» STORED ROWS:
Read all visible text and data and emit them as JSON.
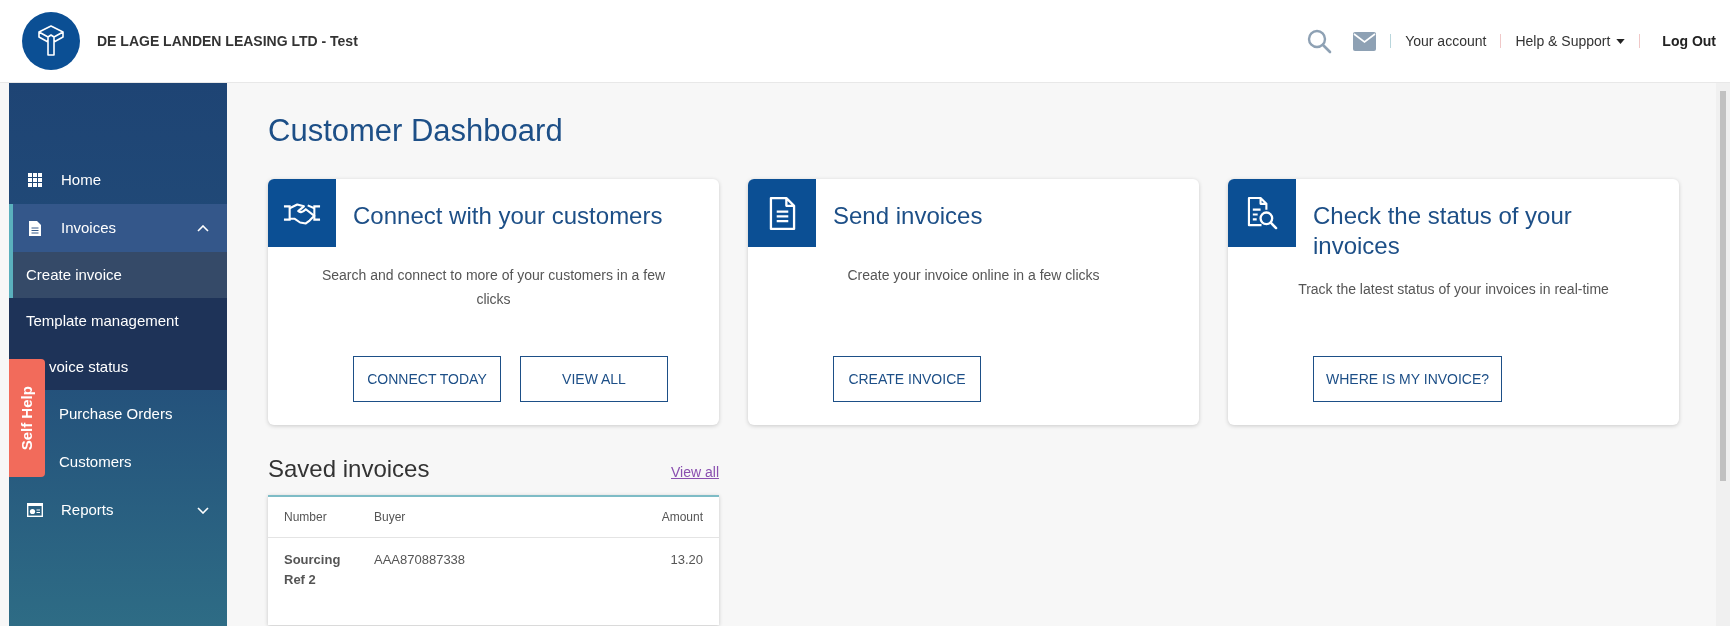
{
  "header": {
    "company": "DE LAGE LANDEN LEASING LTD - Test",
    "links": [
      {
        "label": "Your account",
        "kind": "link"
      },
      {
        "label": "Help & Support",
        "kind": "dropdown"
      },
      {
        "label": "Log Out",
        "kind": "strong"
      }
    ]
  },
  "sidebar": {
    "items": [
      {
        "label": "Home",
        "selected": false
      },
      {
        "label": "Invoices",
        "selected": true,
        "expanded": true,
        "children": [
          {
            "label": "Create invoice",
            "selected": true
          },
          {
            "label": "Template management",
            "selected": false
          },
          {
            "label": "voice status",
            "selected": false
          }
        ]
      },
      {
        "label": "Purchase Orders",
        "selected": false
      },
      {
        "label": "Customers",
        "selected": false
      },
      {
        "label": "Reports",
        "selected": false,
        "expanded": false
      }
    ]
  },
  "self_help_tab": {
    "label": "Self Help"
  },
  "page_title": "Customer Dashboard",
  "cards": [
    {
      "title": "Connect with your customers",
      "description": "Search and connect to more of your customers in a few clicks",
      "buttons": [
        "CONNECT TODAY",
        "VIEW ALL"
      ]
    },
    {
      "title": "Send invoices",
      "description": "Create your invoice online in a few clicks",
      "buttons": [
        "CREATE INVOICE"
      ]
    },
    {
      "title": "Check the status of your invoices",
      "description": "Track the latest status of your invoices in real-time",
      "buttons": [
        "WHERE IS MY INVOICE?"
      ]
    }
  ],
  "saved_invoices": {
    "title": "Saved invoices",
    "link": "View all",
    "columns": [
      "Number",
      "Buyer",
      "Amount"
    ],
    "rows": [
      [
        "Sourcing Ref 2",
        "AAA870887338",
        "13.20"
      ]
    ]
  }
}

» WORK TO BE COMPLETED: Copy out all the records exactly, excluding pictures.

» COMPLETED TASK:
Read all visible text and data and emit them as JSON.
{
  "header": {
    "company": "DE LAGE LANDEN LEASING LTD - Test",
    "links": [
      {
        "label": "Your account",
        "kind": "link"
      },
      {
        "label": "Help & Support",
        "kind": "dropdown"
      },
      {
        "label": "Log Out",
        "kind": "strong"
      }
    ]
  },
  "sidebar": {
    "items": [
      {
        "label": "Home",
        "selected": false
      },
      {
        "label": "Invoices",
        "selected": true,
        "expanded": true,
        "children": [
          {
            "label": "Create invoice",
            "selected": true
          },
          {
            "label": "Template management",
            "selected": false
          },
          {
            "label": "voice status",
            "selected": false
          }
        ]
      },
      {
        "label": "Purchase Orders",
        "selected": false
      },
      {
        "label": "Customers",
        "selected": false
      },
      {
        "label": "Reports",
        "selected": false,
        "expanded": false
      }
    ]
  },
  "self_help_tab": {
    "label": "Self Help"
  },
  "page_title": "Customer Dashboard",
  "cards": [
    {
      "title": "Connect with your customers",
      "description": "Search and connect to more of your customers in a few clicks",
      "buttons": [
        "CONNECT TODAY",
        "VIEW ALL"
      ]
    },
    {
      "title": "Send invoices",
      "description": "Create your invoice online in a few clicks",
      "buttons": [
        "CREATE INVOICE"
      ]
    },
    {
      "title": "Check the status of your invoices",
      "description": "Track the latest status of your invoices in real-time",
      "buttons": [
        "WHERE IS MY INVOICE?"
      ]
    }
  ],
  "saved_invoices": {
    "title": "Saved invoices",
    "link": "View all",
    "columns": [
      "Number",
      "Buyer",
      "Amount"
    ],
    "rows": [
      [
        "Sourcing Ref 2",
        "AAA870887338",
        "13.20"
      ]
    ]
  }
}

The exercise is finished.